The task:
Output an exact reproduction of the data.

(Data items)
^^^^^^^^
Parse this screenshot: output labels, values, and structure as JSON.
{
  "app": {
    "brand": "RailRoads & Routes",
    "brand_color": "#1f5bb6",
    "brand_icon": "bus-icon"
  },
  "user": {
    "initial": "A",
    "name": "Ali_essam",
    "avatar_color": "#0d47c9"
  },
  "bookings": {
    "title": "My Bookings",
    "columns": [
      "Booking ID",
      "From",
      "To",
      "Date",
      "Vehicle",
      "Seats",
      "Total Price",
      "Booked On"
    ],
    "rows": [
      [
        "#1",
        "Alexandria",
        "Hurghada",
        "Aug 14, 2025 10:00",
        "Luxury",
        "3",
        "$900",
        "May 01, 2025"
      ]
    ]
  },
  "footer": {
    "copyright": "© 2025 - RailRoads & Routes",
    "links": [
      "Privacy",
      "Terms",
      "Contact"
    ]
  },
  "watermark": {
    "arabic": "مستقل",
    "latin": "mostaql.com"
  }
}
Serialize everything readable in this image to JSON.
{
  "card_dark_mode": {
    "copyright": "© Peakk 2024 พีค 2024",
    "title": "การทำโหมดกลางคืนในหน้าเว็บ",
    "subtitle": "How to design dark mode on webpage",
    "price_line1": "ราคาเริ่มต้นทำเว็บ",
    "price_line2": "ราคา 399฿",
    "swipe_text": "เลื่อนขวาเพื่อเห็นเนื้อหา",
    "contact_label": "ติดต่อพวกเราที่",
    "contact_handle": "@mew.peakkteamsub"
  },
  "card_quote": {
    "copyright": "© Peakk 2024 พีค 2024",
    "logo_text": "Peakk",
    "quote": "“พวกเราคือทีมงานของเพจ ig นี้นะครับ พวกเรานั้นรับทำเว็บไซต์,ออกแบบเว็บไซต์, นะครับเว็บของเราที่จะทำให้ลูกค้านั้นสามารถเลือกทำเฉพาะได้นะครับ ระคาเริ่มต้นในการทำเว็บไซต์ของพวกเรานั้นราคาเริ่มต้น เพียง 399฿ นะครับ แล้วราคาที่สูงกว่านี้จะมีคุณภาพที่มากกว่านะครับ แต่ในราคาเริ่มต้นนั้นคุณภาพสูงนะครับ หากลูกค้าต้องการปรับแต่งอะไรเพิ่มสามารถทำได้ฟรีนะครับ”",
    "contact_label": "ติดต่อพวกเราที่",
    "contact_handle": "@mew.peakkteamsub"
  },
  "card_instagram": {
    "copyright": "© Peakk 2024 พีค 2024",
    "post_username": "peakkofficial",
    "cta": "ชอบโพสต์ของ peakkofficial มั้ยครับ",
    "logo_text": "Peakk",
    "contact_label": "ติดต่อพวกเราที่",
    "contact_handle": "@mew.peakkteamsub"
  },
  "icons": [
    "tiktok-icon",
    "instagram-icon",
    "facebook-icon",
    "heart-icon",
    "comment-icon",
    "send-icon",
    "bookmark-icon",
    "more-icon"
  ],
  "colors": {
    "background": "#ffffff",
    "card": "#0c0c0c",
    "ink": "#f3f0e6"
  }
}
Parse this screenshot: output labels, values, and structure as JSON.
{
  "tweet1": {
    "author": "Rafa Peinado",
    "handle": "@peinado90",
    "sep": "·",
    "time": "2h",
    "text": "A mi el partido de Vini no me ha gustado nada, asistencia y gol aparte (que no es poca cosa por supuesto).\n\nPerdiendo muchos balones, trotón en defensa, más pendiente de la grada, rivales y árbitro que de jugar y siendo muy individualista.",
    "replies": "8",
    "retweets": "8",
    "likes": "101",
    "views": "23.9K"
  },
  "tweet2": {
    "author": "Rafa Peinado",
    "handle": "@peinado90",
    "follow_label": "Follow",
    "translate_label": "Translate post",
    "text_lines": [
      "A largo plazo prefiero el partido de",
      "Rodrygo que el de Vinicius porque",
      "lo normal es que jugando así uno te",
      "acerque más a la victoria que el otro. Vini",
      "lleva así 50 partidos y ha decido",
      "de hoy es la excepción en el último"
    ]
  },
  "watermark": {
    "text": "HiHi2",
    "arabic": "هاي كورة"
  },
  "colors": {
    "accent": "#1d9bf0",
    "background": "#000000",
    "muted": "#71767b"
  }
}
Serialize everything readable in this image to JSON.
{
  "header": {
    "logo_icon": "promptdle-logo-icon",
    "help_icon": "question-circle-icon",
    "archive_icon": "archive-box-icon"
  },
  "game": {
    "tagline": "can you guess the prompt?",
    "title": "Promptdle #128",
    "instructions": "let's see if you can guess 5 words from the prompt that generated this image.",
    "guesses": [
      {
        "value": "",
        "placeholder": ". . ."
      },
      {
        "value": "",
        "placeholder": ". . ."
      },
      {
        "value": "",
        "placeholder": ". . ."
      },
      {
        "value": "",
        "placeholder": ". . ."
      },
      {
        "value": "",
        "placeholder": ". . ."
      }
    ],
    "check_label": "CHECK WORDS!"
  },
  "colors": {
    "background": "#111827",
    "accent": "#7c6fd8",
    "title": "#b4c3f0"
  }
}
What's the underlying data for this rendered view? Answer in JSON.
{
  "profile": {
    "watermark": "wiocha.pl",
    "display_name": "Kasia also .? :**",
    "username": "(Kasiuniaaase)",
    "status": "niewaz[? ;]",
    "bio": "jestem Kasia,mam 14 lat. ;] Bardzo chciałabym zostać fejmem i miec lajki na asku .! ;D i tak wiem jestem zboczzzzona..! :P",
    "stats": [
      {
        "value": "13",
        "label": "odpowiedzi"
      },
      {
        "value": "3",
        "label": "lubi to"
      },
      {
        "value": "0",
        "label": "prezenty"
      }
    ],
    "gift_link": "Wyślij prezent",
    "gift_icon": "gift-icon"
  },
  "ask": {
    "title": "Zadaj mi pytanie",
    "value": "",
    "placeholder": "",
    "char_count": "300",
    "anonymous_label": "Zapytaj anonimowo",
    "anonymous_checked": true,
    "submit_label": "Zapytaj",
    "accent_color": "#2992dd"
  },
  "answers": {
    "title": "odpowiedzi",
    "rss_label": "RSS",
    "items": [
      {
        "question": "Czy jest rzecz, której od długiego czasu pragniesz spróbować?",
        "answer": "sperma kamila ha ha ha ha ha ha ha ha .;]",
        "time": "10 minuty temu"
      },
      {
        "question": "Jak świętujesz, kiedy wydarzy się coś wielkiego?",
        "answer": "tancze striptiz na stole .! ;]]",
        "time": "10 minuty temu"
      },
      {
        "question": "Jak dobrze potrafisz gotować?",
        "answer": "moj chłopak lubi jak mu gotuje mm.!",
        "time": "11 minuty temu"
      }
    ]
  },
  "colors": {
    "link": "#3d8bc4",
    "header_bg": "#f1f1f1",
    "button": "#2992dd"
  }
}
^^^^^^^^
Solution:
Parse this screenshot: output labels, values, and structure as JSON.
{
  "app": {
    "brand": "RailRoads & Routes",
    "brand_color": "#1f5bb6",
    "brand_icon": "bus-icon"
  },
  "user": {
    "initial": "A",
    "name": "Ali_essam",
    "avatar_color": "#0d47c9"
  },
  "bookings": {
    "title": "My Bookings",
    "columns": [
      "Booking ID",
      "From",
      "To",
      "Date",
      "Vehicle",
      "Seats",
      "Total Price",
      "Booked On"
    ],
    "rows": [
      [
        "#1",
        "Alexandria",
        "Hurghada",
        "Aug 14, 2025 10:00",
        "Luxury",
        "3",
        "$900",
        "May 01, 2025"
      ]
    ]
  },
  "footer": {
    "copyright": "© 2025 - RailRoads & Routes",
    "links": [
      "Privacy",
      "Terms",
      "Contact"
    ]
  },
  "watermark": {
    "arabic": "مستقل",
    "latin": "mostaql.com"
  }
}
Serialize everything readable in this image to JSON.
{
  "card_dark_mode": {
    "copyright": "© Peakk 2024 พีค 2024",
    "title": "การทำโหมดกลางคืนในหน้าเว็บ",
    "subtitle": "How to design dark mode on webpage",
    "price_line1": "ราคาเริ่มต้นทำเว็บ",
    "price_line2": "ราคา 399฿",
    "swipe_text": "เลื่อนขวาเพื่อเห็นเนื้อหา",
    "contact_label": "ติดต่อพวกเราที่",
    "contact_handle": "@mew.peakkteamsub"
  },
  "card_quote": {
    "copyright": "© Peakk 2024 พีค 2024",
    "logo_text": "Peakk",
    "quote": "“พวกเราคือทีมงานของเพจ ig นี้นะครับ พวกเรานั้นรับทำเว็บไซต์,ออกแบบเว็บไซต์, นะครับเว็บของเราที่จะทำให้ลูกค้านั้นสามารถเลือกทำเฉพาะได้นะครับ ระคาเริ่มต้นในการทำเว็บไซต์ของพวกเรานั้นราคาเริ่มต้น เพียง 399฿ นะครับ แล้วราคาที่สูงกว่านี้จะมีคุณภาพที่มากกว่านะครับ แต่ในราคาเริ่มต้นนั้นคุณภาพสูงนะครับ หากลูกค้าต้องการปรับแต่งอะไรเพิ่มสามารถทำได้ฟรีนะครับ”",
    "contact_label": "ติดต่อพวกเราที่",
    "contact_handle": "@mew.peakkteamsub"
  },
  "card_instagram": {
    "copyright": "© Peakk 2024 พีค 2024",
    "post_username": "peakkofficial",
    "cta": "ชอบโพสต์ของ peakkofficial มั้ยครับ",
    "logo_text": "Peakk",
    "contact_label": "ติดต่อพวกเราที่",
    "contact_handle": "@mew.peakkteamsub"
  },
  "icons": [
    "tiktok-icon",
    "instagram-icon",
    "facebook-icon",
    "heart-icon",
    "comment-icon",
    "send-icon",
    "bookmark-icon",
    "more-icon"
  ],
  "colors": {
    "background": "#ffffff",
    "card": "#0c0c0c",
    "ink": "#f3f0e6"
  }
}
Parse this screenshot: output labels, values, and structure as JSON.
{
  "tweet1": {
    "author": "Rafa Peinado",
    "handle": "@peinado90",
    "sep": "·",
    "time": "2h",
    "text": "A mi el partido de Vini no me ha gustado nada, asistencia y gol aparte (que no es poca cosa por supuesto).\n\nPerdiendo muchos balones, trotón en defensa, más pendiente de la grada, rivales y árbitro que de jugar y siendo muy individualista.",
    "replies": "8",
    "retweets": "8",
    "likes": "101",
    "views": "23.9K"
  },
  "tweet2": {
    "author": "Rafa Peinado",
    "handle": "@peinado90",
    "follow_label": "Follow",
    "translate_label": "Translate post",
    "text_lines": [
      "A largo plazo prefiero el partido de",
      "Rodrygo que el de Vinicius porque",
      "lo normal es que jugando así uno te",
      "acerque más a la victoria que el otro. Vini",
      "lleva así 50 partidos y ha decido",
      "de hoy es la excepción en el último"
    ]
  },
  "watermark": {
    "text": "HiHi2",
    "arabic": "هاي كورة"
  },
  "colors": {
    "accent": "#1d9bf0",
    "background": "#000000",
    "muted": "#71767b"
  }
}
Serialize everything readable in this image to JSON.
{
  "header": {
    "logo_icon": "promptdle-logo-icon",
    "help_icon": "question-circle-icon",
    "archive_icon": "archive-box-icon"
  },
  "game": {
    "tagline": "can you guess the prompt?",
    "title": "Promptdle #128",
    "instructions": "let's see if you can guess 5 words from the prompt that generated this image.",
    "guesses": [
      {
        "value": "",
        "placeholder": ". . ."
      },
      {
        "value": "",
        "placeholder": ". . ."
      },
      {
        "value": "",
        "placeholder": ". . ."
      },
      {
        "value": "",
        "placeholder": ". . ."
      },
      {
        "value": "",
        "placeholder": ". . ."
      }
    ],
    "check_label": "CHECK WORDS!"
  },
  "colors": {
    "background": "#111827",
    "accent": "#7c6fd8",
    "title": "#b4c3f0"
  }
}
What's the underlying data for this rendered view? Answer in JSON.
{
  "profile": {
    "watermark": "wiocha.pl",
    "display_name": "Kasia also .? :**",
    "username": "(Kasiuniaaase)",
    "status": "niewaz[? ;]",
    "bio": "jestem Kasia,mam 14 lat. ;] Bardzo chciałabym zostać fejmem i miec lajki na asku .! ;D i tak wiem jestem zboczzzzona..! :P",
    "stats": [
      {
        "value": "13",
        "label": "odpowiedzi"
      },
      {
        "value": "3",
        "label": "lubi to"
      },
      {
        "value": "0",
        "label": "prezenty"
      }
    ],
    "gift_link": "Wyślij prezent",
    "gift_icon": "gift-icon"
  },
  "ask": {
    "title": "Zadaj mi pytanie",
    "value": "",
    "placeholder": "",
    "char_count": "300",
    "anonymous_label": "Zapytaj anonimowo",
    "anonymous_checked": true,
    "submit_label": "Zapytaj",
    "accent_color": "#2992dd"
  },
  "answers": {
    "title": "odpowiedzi",
    "rss_label": "RSS",
    "items": [
      {
        "question": "Czy jest rzecz, której od długiego czasu pragniesz spróbować?",
        "answer": "sperma kamila ha ha ha ha ha ha ha ha .;]",
        "time": "10 minuty temu"
      },
      {
        "question": "Jak świętujesz, kiedy wydarzy się coś wielkiego?",
        "answer": "tancze striptiz na stole .! ;]]",
        "time": "10 minuty temu"
      },
      {
        "question": "Jak dobrze potrafisz gotować?",
        "answer": "moj chłopak lubi jak mu gotuje mm.!",
        "time": "11 minuty temu"
      }
    ]
  },
  "colors": {
    "link": "#3d8bc4",
    "header_bg": "#f1f1f1",
    "button": "#2992dd"
  }
}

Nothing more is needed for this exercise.